WRITTEN TASK A →
Answer these from the article on ultrafast beam combining:
(i) What pulse duration does the headline give for the two combined beams?
(ii) In the example parallel system, what is each split beam sent through?
(iii) Which step does the article call the hard part?
WRITTEN TASK B →
Write the next part of the article on ultrafast beam combining, picking up right after its last sentence.

Two ultrafast beams with 29.8 fs pulses are coherently combined
Coherent combination of beams from separate lasers can potentially achieve higher beam powers than any other technical approach.
Coherent combination of beams from separate lasers is an important and ongoing topic, as it can potentially achieve higher beam powers than any other technical approach. What may be surprising to some is that coherent combination of ultrafast laser beams is being pursued as well. Particularly interesting is a parallel configuration for ultrafast beam combining. In this case, an example system consists of an ultrafast oscillator whose beam is split into multiple beams, with each beam then sent through an ultrafast amplifier. The hard part comes last, when multiple ultrafast pulses must be precisely aligned in relative phase so that they can be combined into one very high energy pulse.

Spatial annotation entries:
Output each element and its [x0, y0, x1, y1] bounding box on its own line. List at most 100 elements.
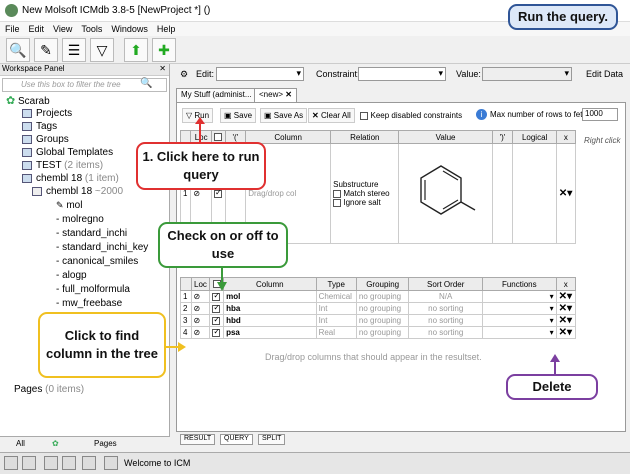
- value-select[interactable]: [482, 67, 572, 81]
- constraint-select[interactable]: [358, 67, 446, 81]
- list-icon[interactable]: ☰: [62, 38, 86, 62]
- delete-icon[interactable]: ✕▾: [555, 314, 577, 327]
- keep-disabled-checkbox[interactable]: Keep disabled constraints: [360, 110, 462, 120]
- delete-icon[interactable]: ✕▾: [555, 302, 577, 315]
- tree-item-test[interactable]: TEST (2 items): [22, 160, 103, 171]
- filter-icon[interactable]: ▽: [90, 38, 114, 62]
- tree-item-global-templates[interactable]: Global Templates: [22, 147, 113, 158]
- tree-root[interactable]: ✿ Scarab: [6, 94, 50, 107]
- tab-all[interactable]: All: [16, 439, 25, 448]
- tree-column-alogp[interactable]: - alogp: [56, 270, 87, 281]
- menu-help[interactable]: Help: [157, 24, 176, 34]
- locate-icon[interactable]: ⊘: [190, 326, 211, 339]
- sort-select[interactable]: no sorting: [408, 314, 483, 327]
- menu-view[interactable]: View: [53, 24, 72, 34]
- enable-checkbox[interactable]: [212, 328, 221, 337]
- right-click-hint: Right click: [584, 136, 621, 145]
- col-header-logical: Logical: [512, 130, 557, 144]
- menu-edit[interactable]: Edit: [29, 24, 45, 34]
- sort-select[interactable]: N/A: [408, 290, 483, 303]
- structure-value[interactable]: [398, 143, 493, 244]
- tree-column-full-molformula[interactable]: - full_molformula: [56, 284, 130, 295]
- arrow-icon: [550, 354, 560, 374]
- col-header-column: Column: [223, 277, 317, 291]
- search-icon[interactable]: 🔍: [6, 38, 30, 62]
- tree-column-standard-inchi-key[interactable]: - standard_inchi_key: [56, 242, 148, 253]
- edit-icon[interactable]: ✎: [34, 38, 58, 62]
- col-header-value: Value: [398, 130, 493, 144]
- tab-result[interactable]: RESULT: [180, 434, 216, 445]
- edit-select[interactable]: [216, 67, 304, 81]
- menu-file[interactable]: File: [5, 24, 20, 34]
- checkbox[interactable]: [333, 189, 342, 198]
- grouping-select[interactable]: no grouping: [355, 290, 410, 303]
- tree-column-molregno[interactable]: - molregno: [56, 214, 104, 225]
- table-icon: [32, 186, 42, 196]
- beetle-icon: ✿: [6, 95, 16, 107]
- tab-new[interactable]: <new> ✕: [254, 88, 297, 102]
- tree-column-standard-inchi[interactable]: - standard_inchi: [56, 228, 127, 239]
- sort-select[interactable]: no sorting: [408, 302, 483, 315]
- grouping-select[interactable]: no grouping: [355, 314, 410, 327]
- tree-item-groups[interactable]: Groups: [22, 134, 69, 145]
- tree-item-pages[interactable]: Pages (0 items): [14, 384, 84, 395]
- locate-icon[interactable]: ⊘: [190, 290, 211, 303]
- tab-query[interactable]: QUERY: [220, 434, 253, 445]
- edit-data-button[interactable]: Edit Data: [586, 69, 623, 79]
- delete-icon[interactable]: ✕▾: [555, 326, 577, 339]
- tree-item-chembl-18-table[interactable]: chembl 18 ~2000: [32, 186, 123, 197]
- menu-tools[interactable]: Tools: [81, 24, 102, 34]
- sort-select[interactable]: no sorting: [408, 326, 483, 339]
- upload-icon[interactable]: ⬆: [124, 38, 148, 62]
- window-icon[interactable]: [44, 456, 58, 470]
- tree-column-canonical-smiles[interactable]: - canonical_smiles: [56, 256, 138, 267]
- tab-pages[interactable]: Pages: [94, 439, 117, 448]
- settings-icon[interactable]: [104, 456, 118, 470]
- menu-windows[interactable]: Windows: [111, 24, 148, 34]
- tree-column-mol[interactable]: ✎ mol: [56, 200, 82, 211]
- tree-item-tags[interactable]: Tags: [22, 121, 57, 132]
- tab-split[interactable]: SPLIT: [258, 434, 286, 445]
- close-icon[interactable]: ✕: [159, 64, 166, 73]
- workspace-tabs: All ✿ Pages: [0, 436, 170, 452]
- relation-select[interactable]: Substructure: [333, 180, 396, 189]
- grouping-select[interactable]: no grouping: [355, 302, 410, 315]
- clear-all-button[interactable]: ✕ Clear All: [308, 108, 355, 123]
- info-icon[interactable]: i: [476, 109, 487, 120]
- tree-column-mw-freebase[interactable]: - mw_freebase: [56, 298, 122, 309]
- delete-icon[interactable]: ✕▾: [555, 143, 577, 244]
- max-rows-input[interactable]: 1000: [582, 108, 618, 121]
- search-icon[interactable]: 🔍: [140, 78, 152, 89]
- app-icon: [5, 4, 18, 17]
- monitor-icon[interactable]: [62, 456, 76, 470]
- checkbox[interactable]: [360, 111, 368, 120]
- functions-select[interactable]: ▾: [482, 290, 557, 303]
- delete-icon[interactable]: ✕▾: [555, 290, 577, 303]
- tree-item-projects[interactable]: Projects: [22, 108, 72, 119]
- status-message: Welcome to ICM: [124, 458, 191, 468]
- enable-checkbox[interactable]: [212, 292, 221, 301]
- checkbox[interactable]: [333, 198, 342, 207]
- locate-icon[interactable]: ⊘: [190, 314, 211, 327]
- close-icon[interactable]: ✕: [285, 90, 292, 99]
- tab-my-stuff[interactable]: My Stuff (administ...: [176, 88, 257, 102]
- functions-select[interactable]: ▾: [482, 302, 557, 315]
- save-icon: ▣: [224, 111, 232, 120]
- functions-select[interactable]: ▾: [482, 314, 557, 327]
- stop-icon[interactable]: [4, 456, 18, 470]
- enable-checkbox[interactable]: [212, 316, 221, 325]
- enable-checkbox[interactable]: [214, 188, 223, 198]
- beetle-tab-icon[interactable]: ✿: [52, 439, 59, 448]
- functions-select[interactable]: ▾: [482, 326, 557, 339]
- relation-cell[interactable]: Substructure Match stereo Ignore salt: [330, 143, 400, 244]
- enable-checkbox[interactable]: [212, 304, 221, 313]
- grouping-select[interactable]: no grouping: [355, 326, 410, 339]
- tree-item-chembl-18[interactable]: chembl 18 (1 item): [22, 173, 119, 184]
- save-button[interactable]: ▣ Save: [220, 108, 257, 123]
- locate-icon[interactable]: ⊘: [190, 302, 211, 315]
- status-bar: Welcome to ICM: [0, 452, 630, 474]
- panel-icon[interactable]: [82, 456, 96, 470]
- add-user-icon[interactable]: ✚: [152, 38, 176, 62]
- db-icon[interactable]: [22, 456, 36, 470]
- save-as-button[interactable]: ▣ Save As: [260, 108, 308, 123]
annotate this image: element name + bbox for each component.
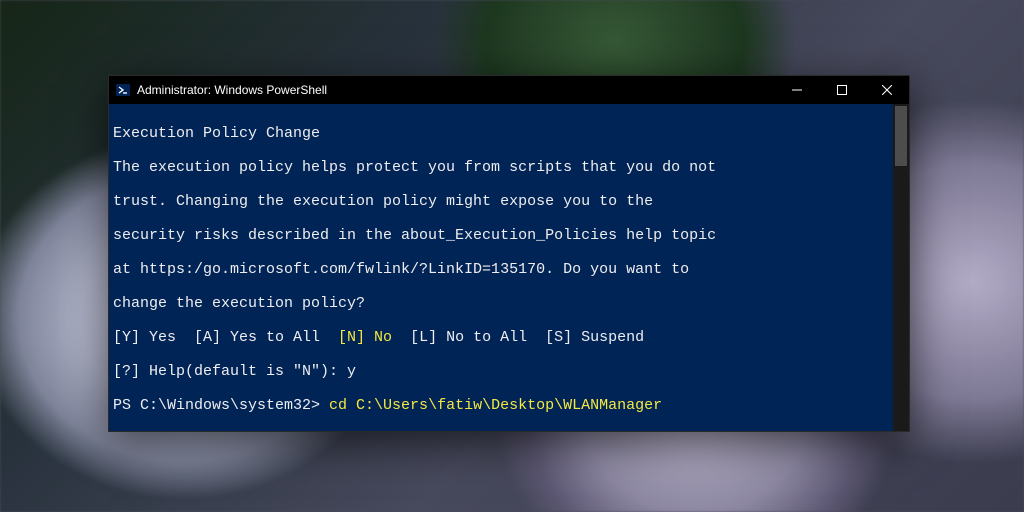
titlebar[interactable]: Administrator: Windows PowerShell [109, 76, 909, 104]
terminal-area[interactable]: Execution Policy Change The execution po… [109, 104, 909, 431]
term-line: [Y] Yes [A] Yes to All [N] No [L] No to … [113, 329, 903, 346]
typed-command: cd C:\Users\fatiw\Desktop\WLANManager [329, 397, 662, 414]
powershell-window: Administrator: Windows PowerShell Execut… [108, 75, 910, 432]
minimize-button[interactable] [774, 76, 819, 104]
term-line: change the execution policy? [113, 295, 903, 312]
powershell-icon [115, 82, 131, 98]
term-line: trust. Changing the execution policy mig… [113, 193, 903, 210]
term-line: security risks described in the about_Ex… [113, 227, 903, 244]
scrollbar-thumb[interactable] [895, 106, 907, 166]
term-line: at https:/go.microsoft.com/fwlink/?LinkI… [113, 261, 903, 278]
term-line: Execution Policy Change [113, 125, 903, 142]
term-line: The execution policy helps protect you f… [113, 159, 903, 176]
prompt: PS C:\Windows\system32> [113, 397, 329, 414]
default-choice: [N] No [338, 329, 392, 346]
close-button[interactable] [864, 76, 909, 104]
maximize-button[interactable] [819, 76, 864, 104]
term-line: PS C:\Windows\system32> cd C:\Users\fati… [113, 397, 903, 414]
vertical-scrollbar[interactable] [893, 104, 909, 431]
term-line: [?] Help(default is "N"): y [113, 363, 903, 380]
window-title: Administrator: Windows PowerShell [137, 83, 327, 97]
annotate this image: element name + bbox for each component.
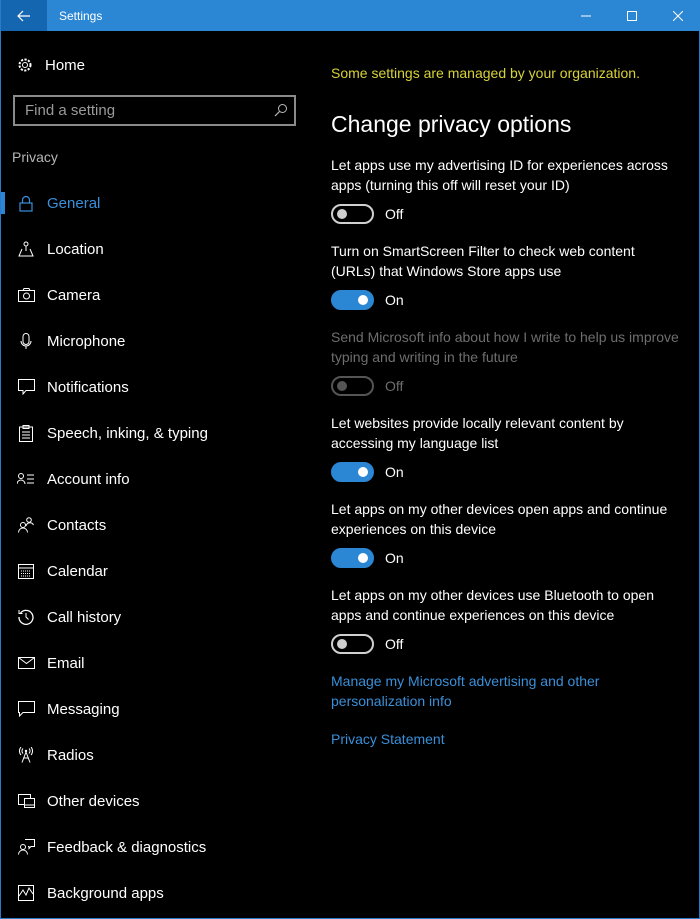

REPLY A →
(i) 29.8 fs.
(ii) An ultrafast amplifier.
(iii) Precisely aligning multiple ultrafast pulses in relative phase so they can be combined into one very high energy pulse.

REPLY B →
Researchers at the China Academy of Engineering Physics and the Science and Technology on Plasma Physics Laboratory (both in Mianyang), Shanghai Jiao Tong University (Shanghai), and Xi'an Jiaotong University (Xi'an) have developed and experimentally demonstrated a method for coherently combining ultrafast laser pulses. The method, which in its prototype form combines two pulses, relies on controlling phase (relative synchronization error), piston, and tilt of the two pulses at two locations: first, at a point where the two pulses are overlaid noncollinearly (at an angle with respect to each other) and second in the far field. In the first region, a noncollinear cross-correlation allows the temporal characteristics of the pulses to be mapped to a spatial distribution of the cross-correlation signal, making the synchronization error clear. The researchers built a two-beam setup in which pulses seeded by a mode-locked oscillator were amplified to a 1 mJ pulse energy with a 29.8 fs duration and a 1 kHz repetition rate. The two beams were combined coherently with an efficiency of 99%. Reference: J. Mu et al., Opt. Lett. (Dec. 3, 2015); http://dx.doi.org/10.1364/ol.41.000234.